Stored entries:

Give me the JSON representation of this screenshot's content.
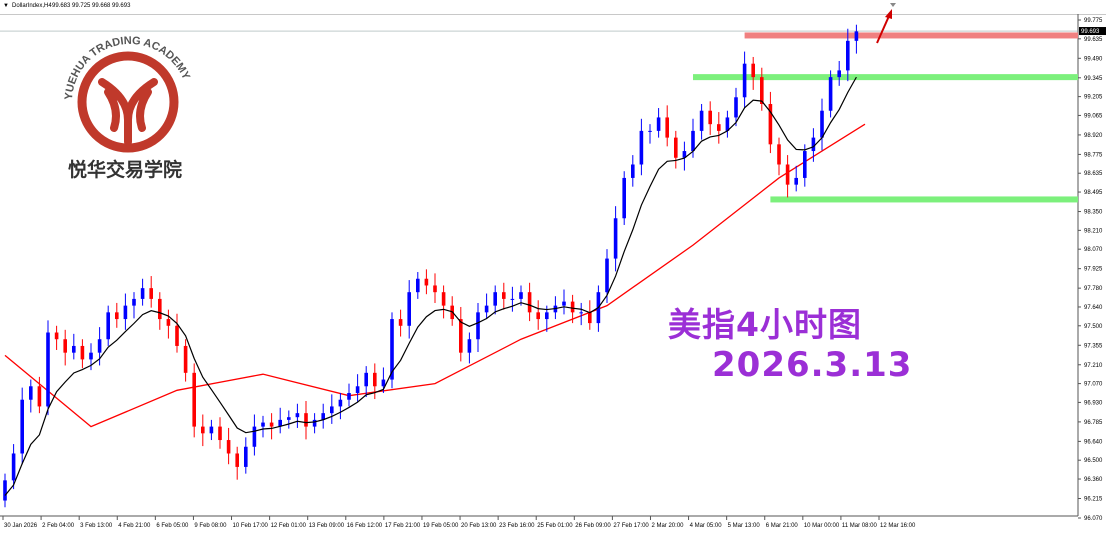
{
  "header": {
    "symbol": "DollarIndex,H4",
    "ohlc_text": "99.683 99.725 99.668 99.693"
  },
  "watermark": {
    "en": "YUEHUA TRADING ACADEMY",
    "cn": "悦华交易学院",
    "color": "#c0392b"
  },
  "annotation": {
    "line1": "美指4小时图",
    "line2": "2026.3.13",
    "color": "#9b2fd6"
  },
  "chart_data": {
    "type": "candlestick",
    "symbol": "DollarIndex",
    "timeframe": "H4",
    "current_price": "99.693",
    "ylim": [
      96.07,
      99.775
    ],
    "y_ticks": [
      "99.775",
      "99.635",
      "99.490",
      "99.345",
      "99.205",
      "99.065",
      "98.920",
      "98.775",
      "98.635",
      "98.495",
      "98.350",
      "98.210",
      "98.070",
      "97.925",
      "97.780",
      "97.640",
      "97.500",
      "97.355",
      "97.210",
      "97.070",
      "96.930",
      "96.785",
      "96.640",
      "96.500",
      "96.360",
      "96.215",
      "96.070"
    ],
    "x_ticks": [
      "30 Jan 2026",
      "2 Feb 04:00",
      "3 Feb 13:00",
      "4 Feb 21:00",
      "6 Feb 05:00",
      "9 Feb 08:00",
      "10 Feb 17:00",
      "12 Feb 01:00",
      "13 Feb 09:00",
      "16 Feb 12:00",
      "17 Feb 21:00",
      "19 Feb 05:00",
      "20 Feb 13:00",
      "23 Feb 16:00",
      "25 Feb 01:00",
      "26 Feb 09:00",
      "27 Feb 17:00",
      "2 Mar 20:00",
      "4 Mar 05:00",
      "5 Mar 13:00",
      "6 Mar 21:00",
      "10 Mar 00:00",
      "11 Mar 08:00",
      "12 Mar 16:00"
    ],
    "closes": [
      96.35,
      96.55,
      96.95,
      97.05,
      96.9,
      97.45,
      97.4,
      97.3,
      97.35,
      97.25,
      97.3,
      97.4,
      97.6,
      97.55,
      97.65,
      97.7,
      97.78,
      97.7,
      97.55,
      97.5,
      97.35,
      97.15,
      96.75,
      96.7,
      96.75,
      96.65,
      96.55,
      96.45,
      96.6,
      96.75,
      96.78,
      96.75,
      96.8,
      96.82,
      96.85,
      96.75,
      96.8,
      96.85,
      96.9,
      96.95,
      97.0,
      97.05,
      97.15,
      97.05,
      97.1,
      97.55,
      97.5,
      97.75,
      97.85,
      97.8,
      97.75,
      97.65,
      97.55,
      97.3,
      97.4,
      97.6,
      97.65,
      97.75,
      97.7,
      97.7,
      97.75,
      97.6,
      97.55,
      97.6,
      97.65,
      97.68,
      97.6,
      97.6,
      97.52,
      97.75,
      98.0,
      98.3,
      98.6,
      98.7,
      98.95,
      98.95,
      99.05,
      98.9,
      98.75,
      98.8,
      98.95,
      99.1,
      99.0,
      98.95,
      99.05,
      99.2,
      99.45,
      99.35,
      99.15,
      98.85,
      98.7,
      98.55,
      98.6,
      98.8,
      98.9,
      99.1,
      99.35,
      99.4,
      99.62,
      99.69
    ],
    "first_open": 96.2,
    "slow_ma_every_10": [
      97.28,
      96.75,
      97.02,
      97.14,
      96.98,
      97.07,
      97.4,
      97.65,
      98.1,
      98.6,
      99.0
    ],
    "levels": [
      {
        "price": 99.66,
        "color": "#f08080",
        "from_index": 86
      },
      {
        "price": 99.35,
        "color": "#7cf07c",
        "from_index": 80
      },
      {
        "price": 98.44,
        "color": "#7cf07c",
        "from_index": 89
      }
    ],
    "colors": {
      "bull": "#0000ff",
      "bear": "#ff0000",
      "fast_ma": "#000000",
      "slow_ma": "#ff0000",
      "arrow": "#d00000"
    },
    "grid": false
  }
}
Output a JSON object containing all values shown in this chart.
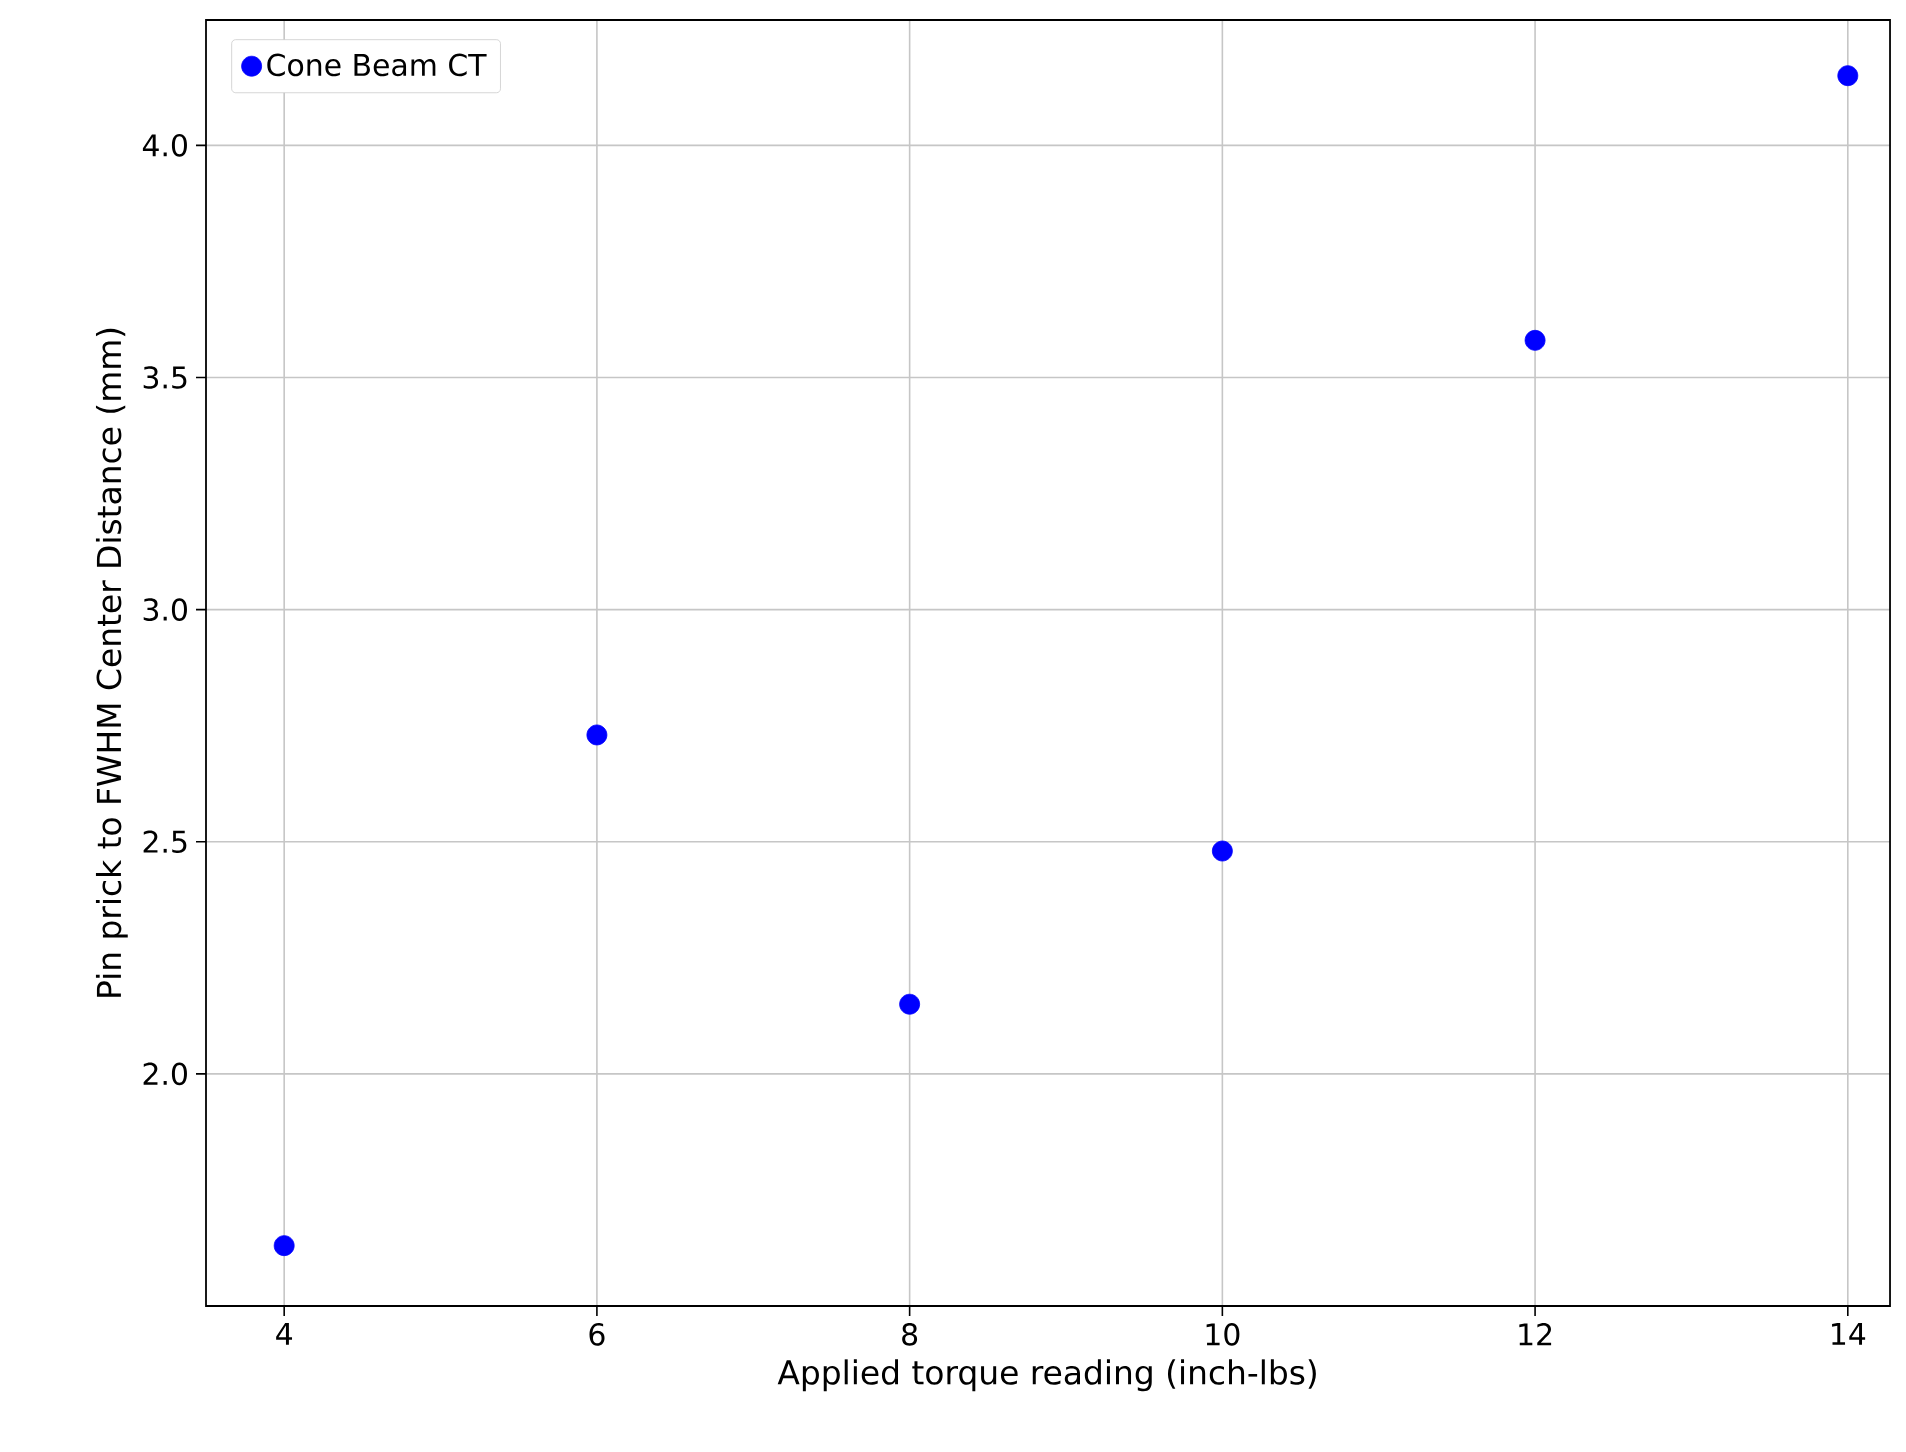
{
  "chart_data": {
    "type": "scatter",
    "xlabel": "Applied torque reading (inch-lbs)",
    "ylabel": "Pin prick to FWHM Center Distance (mm)",
    "x": [
      4,
      6,
      8,
      10,
      12,
      14
    ],
    "series": [
      {
        "name": "Cone Beam CT",
        "color": "#0000ff",
        "values": [
          1.63,
          2.73,
          2.15,
          2.48,
          3.58,
          4.15
        ]
      }
    ],
    "xlim": [
      3.5,
      14.27
    ],
    "ylim": [
      1.5,
      4.27
    ],
    "xticks": [
      4,
      6,
      8,
      10,
      12,
      14
    ],
    "yticks": [
      {
        "value": 2,
        "label": "2.0"
      },
      {
        "value": 2.5,
        "label": "2.5"
      },
      {
        "value": 3,
        "label": "3.0"
      },
      {
        "value": 3.5,
        "label": "3.5"
      },
      {
        "value": 4,
        "label": "4.0"
      }
    ],
    "grid": true,
    "legend": "top left",
    "marker": "circle"
  }
}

● To be done
Set the pictures aside and transcribe the data above exactly.

● Written reply
Give me the JSON representation of this screenshot's content.
{
  "header": {
    "symbol": "DollarIndex,H4",
    "ohlc_text": "99.683 99.725 99.668 99.693"
  },
  "watermark": {
    "en": "YUEHUA TRADING ACADEMY",
    "cn": "悦华交易学院",
    "color": "#c0392b"
  },
  "annotation": {
    "line1": "美指4小时图",
    "line2": "2026.3.13",
    "color": "#9b2fd6"
  },
  "chart_data": {
    "type": "candlestick",
    "symbol": "DollarIndex",
    "timeframe": "H4",
    "current_price": "99.693",
    "ylim": [
      96.07,
      99.775
    ],
    "y_ticks": [
      "99.775",
      "99.635",
      "99.490",
      "99.345",
      "99.205",
      "99.065",
      "98.920",
      "98.775",
      "98.635",
      "98.495",
      "98.350",
      "98.210",
      "98.070",
      "97.925",
      "97.780",
      "97.640",
      "97.500",
      "97.355",
      "97.210",
      "97.070",
      "96.930",
      "96.785",
      "96.640",
      "96.500",
      "96.360",
      "96.215",
      "96.070"
    ],
    "x_ticks": [
      "30 Jan 2026",
      "2 Feb 04:00",
      "3 Feb 13:00",
      "4 Feb 21:00",
      "6 Feb 05:00",
      "9 Feb 08:00",
      "10 Feb 17:00",
      "12 Feb 01:00",
      "13 Feb 09:00",
      "16 Feb 12:00",
      "17 Feb 21:00",
      "19 Feb 05:00",
      "20 Feb 13:00",
      "23 Feb 16:00",
      "25 Feb 01:00",
      "26 Feb 09:00",
      "27 Feb 17:00",
      "2 Mar 20:00",
      "4 Mar 05:00",
      "5 Mar 13:00",
      "6 Mar 21:00",
      "10 Mar 00:00",
      "11 Mar 08:00",
      "12 Mar 16:00"
    ],
    "closes": [
      96.35,
      96.55,
      96.95,
      97.05,
      96.9,
      97.45,
      97.4,
      97.3,
      97.35,
      97.25,
      97.3,
      97.4,
      97.6,
      97.55,
      97.65,
      97.7,
      97.78,
      97.7,
      97.55,
      97.5,
      97.35,
      97.15,
      96.75,
      96.7,
      96.75,
      96.65,
      96.55,
      96.45,
      96.6,
      96.75,
      96.78,
      96.75,
      96.8,
      96.82,
      96.85,
      96.75,
      96.8,
      96.85,
      96.9,
      96.95,
      97.0,
      97.05,
      97.15,
      97.05,
      97.1,
      97.55,
      97.5,
      97.75,
      97.85,
      97.8,
      97.75,
      97.65,
      97.55,
      97.3,
      97.4,
      97.6,
      97.65,
      97.75,
      97.7,
      97.7,
      97.75,
      97.6,
      97.55,
      97.6,
      97.65,
      97.68,
      97.6,
      97.6,
      97.52,
      97.75,
      98.0,
      98.3,
      98.6,
      98.7,
      98.95,
      98.95,
      99.05,
      98.9,
      98.75,
      98.8,
      98.95,
      99.1,
      99.0,
      98.95,
      99.05,
      99.2,
      99.45,
      99.35,
      99.15,
      98.85,
      98.7,
      98.55,
      98.6,
      98.8,
      98.9,
      99.1,
      99.35,
      99.4,
      99.62,
      99.69
    ],
    "first_open": 96.2,
    "slow_ma_every_10": [
      97.28,
      96.75,
      97.02,
      97.14,
      96.98,
      97.07,
      97.4,
      97.65,
      98.1,
      98.6,
      99.0
    ],
    "levels": [
      {
        "price": 99.66,
        "color": "#f08080",
        "from_index": 86
      },
      {
        "price": 99.35,
        "color": "#7cf07c",
        "from_index": 80
      },
      {
        "price": 98.44,
        "color": "#7cf07c",
        "from_index": 89
      }
    ],
    "colors": {
      "bull": "#0000ff",
      "bear": "#ff0000",
      "fast_ma": "#000000",
      "slow_ma": "#ff0000",
      "arrow": "#d00000"
    },
    "grid": false
  }
}
Output a JSON object containing all values shown in this chart.
{
  "chart_data": {
    "type": "scatter",
    "xlabel": "Applied torque reading (inch-lbs)",
    "ylabel": "Pin prick to FWHM Center Distance (mm)",
    "x": [
      4,
      6,
      8,
      10,
      12,
      14
    ],
    "series": [
      {
        "name": "Cone Beam CT",
        "color": "#0000ff",
        "values": [
          1.63,
          2.73,
          2.15,
          2.48,
          3.58,
          4.15
        ]
      }
    ],
    "xlim": [
      3.5,
      14.27
    ],
    "ylim": [
      1.5,
      4.27
    ],
    "xticks": [
      4,
      6,
      8,
      10,
      12,
      14
    ],
    "yticks": [
      {
        "value": 2,
        "label": "2.0"
      },
      {
        "value": 2.5,
        "label": "2.5"
      },
      {
        "value": 3,
        "label": "3.0"
      },
      {
        "value": 3.5,
        "label": "3.5"
      },
      {
        "value": 4,
        "label": "4.0"
      }
    ],
    "grid": true,
    "legend": "top left",
    "marker": "circle"
  }
}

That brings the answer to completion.